§ **EXERCISE INSTRUCTIONS**
How many lines hold the string "الـم"? Reply with the number alone.
+--
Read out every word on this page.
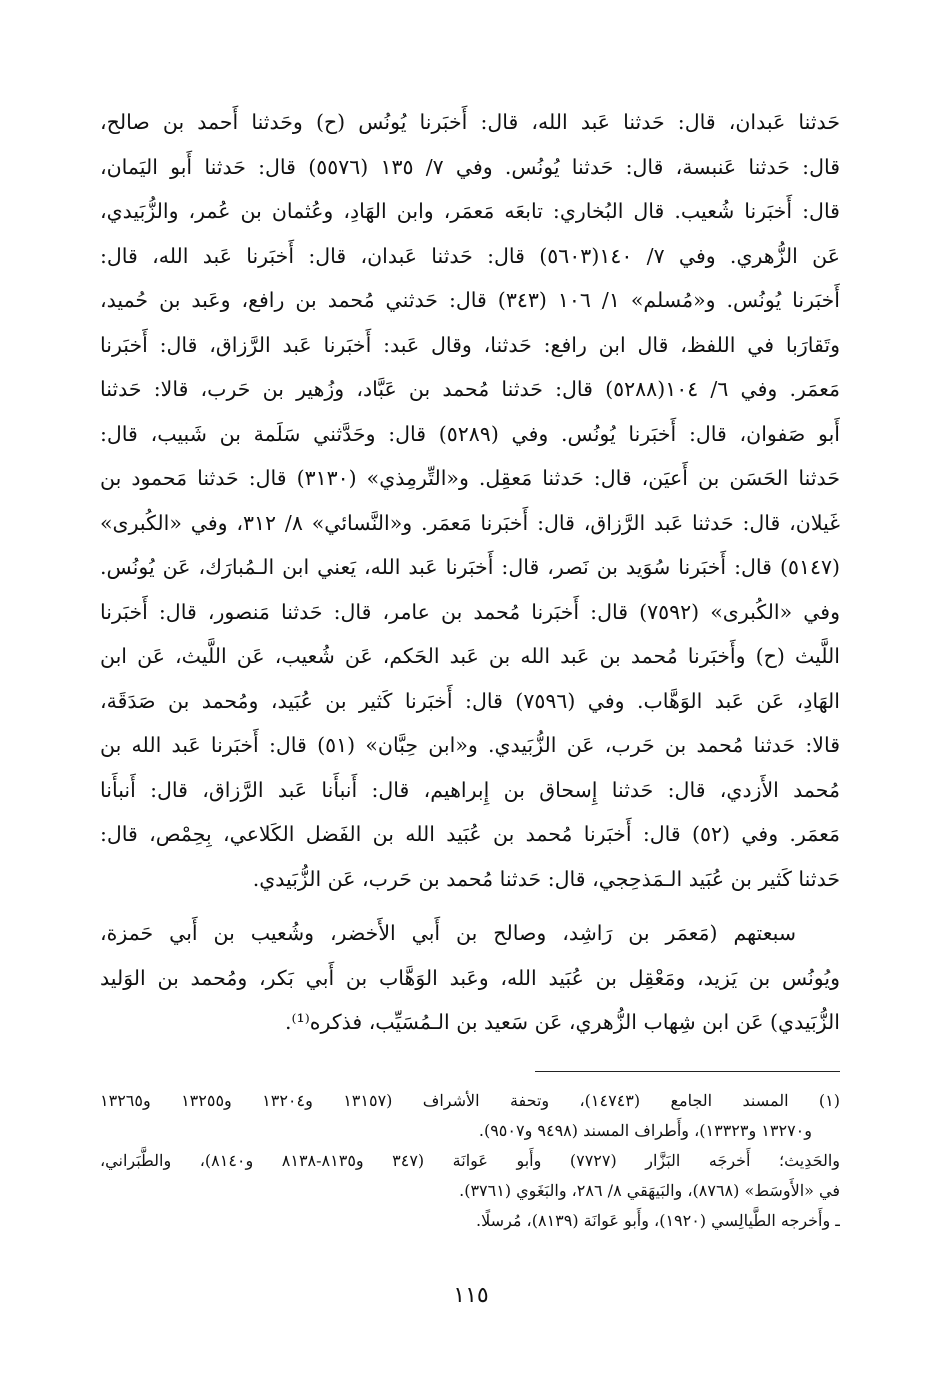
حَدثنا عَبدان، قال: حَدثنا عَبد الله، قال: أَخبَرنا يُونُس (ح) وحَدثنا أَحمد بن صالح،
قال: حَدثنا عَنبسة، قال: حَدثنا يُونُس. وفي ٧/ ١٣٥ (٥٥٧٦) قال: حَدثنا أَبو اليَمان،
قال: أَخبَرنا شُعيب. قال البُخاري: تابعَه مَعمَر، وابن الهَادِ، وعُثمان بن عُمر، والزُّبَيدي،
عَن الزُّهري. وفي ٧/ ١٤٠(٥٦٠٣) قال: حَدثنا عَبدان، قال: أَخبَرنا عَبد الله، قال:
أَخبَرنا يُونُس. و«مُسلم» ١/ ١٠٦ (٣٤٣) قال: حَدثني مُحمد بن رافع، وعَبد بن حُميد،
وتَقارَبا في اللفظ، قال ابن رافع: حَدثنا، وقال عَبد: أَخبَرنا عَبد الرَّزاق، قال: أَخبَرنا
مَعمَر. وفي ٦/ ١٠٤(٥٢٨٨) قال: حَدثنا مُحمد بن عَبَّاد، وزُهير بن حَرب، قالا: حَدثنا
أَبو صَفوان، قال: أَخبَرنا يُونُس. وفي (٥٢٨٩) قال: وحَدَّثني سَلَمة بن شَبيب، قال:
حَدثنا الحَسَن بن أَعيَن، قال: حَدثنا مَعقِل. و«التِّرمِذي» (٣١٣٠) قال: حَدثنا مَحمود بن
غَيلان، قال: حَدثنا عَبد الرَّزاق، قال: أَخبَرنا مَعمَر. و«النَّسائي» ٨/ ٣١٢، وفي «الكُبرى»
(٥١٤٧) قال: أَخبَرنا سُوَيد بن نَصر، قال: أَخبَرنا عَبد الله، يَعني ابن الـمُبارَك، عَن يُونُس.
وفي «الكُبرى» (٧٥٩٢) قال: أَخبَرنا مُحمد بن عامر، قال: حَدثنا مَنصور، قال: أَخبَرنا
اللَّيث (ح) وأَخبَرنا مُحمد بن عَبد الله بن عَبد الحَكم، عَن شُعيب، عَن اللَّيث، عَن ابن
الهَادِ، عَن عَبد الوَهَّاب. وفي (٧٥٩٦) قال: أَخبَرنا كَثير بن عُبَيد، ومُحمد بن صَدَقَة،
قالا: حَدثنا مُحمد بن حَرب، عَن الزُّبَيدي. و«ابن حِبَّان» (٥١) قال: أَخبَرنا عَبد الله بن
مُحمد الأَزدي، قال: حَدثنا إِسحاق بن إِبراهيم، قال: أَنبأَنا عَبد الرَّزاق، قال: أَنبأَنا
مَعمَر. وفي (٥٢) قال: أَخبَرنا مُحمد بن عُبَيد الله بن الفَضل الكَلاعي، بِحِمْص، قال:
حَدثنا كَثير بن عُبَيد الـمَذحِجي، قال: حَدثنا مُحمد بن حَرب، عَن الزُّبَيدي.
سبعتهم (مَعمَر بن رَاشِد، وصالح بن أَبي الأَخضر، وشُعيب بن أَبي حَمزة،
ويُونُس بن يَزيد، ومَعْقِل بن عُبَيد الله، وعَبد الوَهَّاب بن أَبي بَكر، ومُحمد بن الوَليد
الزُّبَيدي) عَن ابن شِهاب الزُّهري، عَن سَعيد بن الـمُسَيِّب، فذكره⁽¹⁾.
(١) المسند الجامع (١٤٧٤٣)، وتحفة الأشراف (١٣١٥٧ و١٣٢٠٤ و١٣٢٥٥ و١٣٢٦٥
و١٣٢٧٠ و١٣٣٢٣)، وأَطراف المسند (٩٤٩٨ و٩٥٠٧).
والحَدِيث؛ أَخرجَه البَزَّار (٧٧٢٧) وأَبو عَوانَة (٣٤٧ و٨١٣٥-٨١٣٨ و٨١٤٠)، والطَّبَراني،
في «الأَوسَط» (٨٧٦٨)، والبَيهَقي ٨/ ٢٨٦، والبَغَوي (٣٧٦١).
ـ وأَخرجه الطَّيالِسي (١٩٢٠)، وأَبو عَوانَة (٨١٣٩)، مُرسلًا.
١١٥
+--
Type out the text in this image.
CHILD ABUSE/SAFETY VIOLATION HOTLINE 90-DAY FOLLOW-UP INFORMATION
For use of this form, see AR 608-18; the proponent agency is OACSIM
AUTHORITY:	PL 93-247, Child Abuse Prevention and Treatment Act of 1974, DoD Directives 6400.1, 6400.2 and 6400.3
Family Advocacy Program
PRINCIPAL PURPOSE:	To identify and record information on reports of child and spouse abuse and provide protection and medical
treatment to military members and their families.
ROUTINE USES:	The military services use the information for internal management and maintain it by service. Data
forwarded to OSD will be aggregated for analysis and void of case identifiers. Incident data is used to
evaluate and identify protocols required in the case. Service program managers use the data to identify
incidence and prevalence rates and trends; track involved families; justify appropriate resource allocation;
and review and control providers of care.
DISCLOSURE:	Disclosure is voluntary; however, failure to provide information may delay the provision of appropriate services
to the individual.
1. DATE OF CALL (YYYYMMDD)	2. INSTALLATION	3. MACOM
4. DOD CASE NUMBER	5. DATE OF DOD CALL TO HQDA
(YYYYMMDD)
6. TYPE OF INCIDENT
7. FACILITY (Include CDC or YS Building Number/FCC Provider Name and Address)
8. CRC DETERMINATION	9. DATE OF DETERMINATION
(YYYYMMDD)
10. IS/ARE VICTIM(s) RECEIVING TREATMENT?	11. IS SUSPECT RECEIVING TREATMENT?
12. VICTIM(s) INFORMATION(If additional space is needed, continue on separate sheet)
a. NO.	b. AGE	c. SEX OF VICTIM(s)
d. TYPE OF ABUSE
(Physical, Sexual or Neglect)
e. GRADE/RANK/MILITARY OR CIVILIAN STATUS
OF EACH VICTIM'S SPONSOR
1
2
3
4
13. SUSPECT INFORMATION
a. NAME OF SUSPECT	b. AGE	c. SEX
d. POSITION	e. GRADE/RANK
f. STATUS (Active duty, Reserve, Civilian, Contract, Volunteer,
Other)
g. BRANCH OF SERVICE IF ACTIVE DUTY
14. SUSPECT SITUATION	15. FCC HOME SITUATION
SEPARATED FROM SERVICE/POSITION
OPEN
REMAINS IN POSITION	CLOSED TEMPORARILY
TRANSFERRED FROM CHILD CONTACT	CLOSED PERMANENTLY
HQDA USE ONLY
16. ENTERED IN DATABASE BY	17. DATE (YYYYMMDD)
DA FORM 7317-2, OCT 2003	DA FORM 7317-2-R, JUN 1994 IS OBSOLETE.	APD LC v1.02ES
+--
§ **RIGHT ANSWER**
3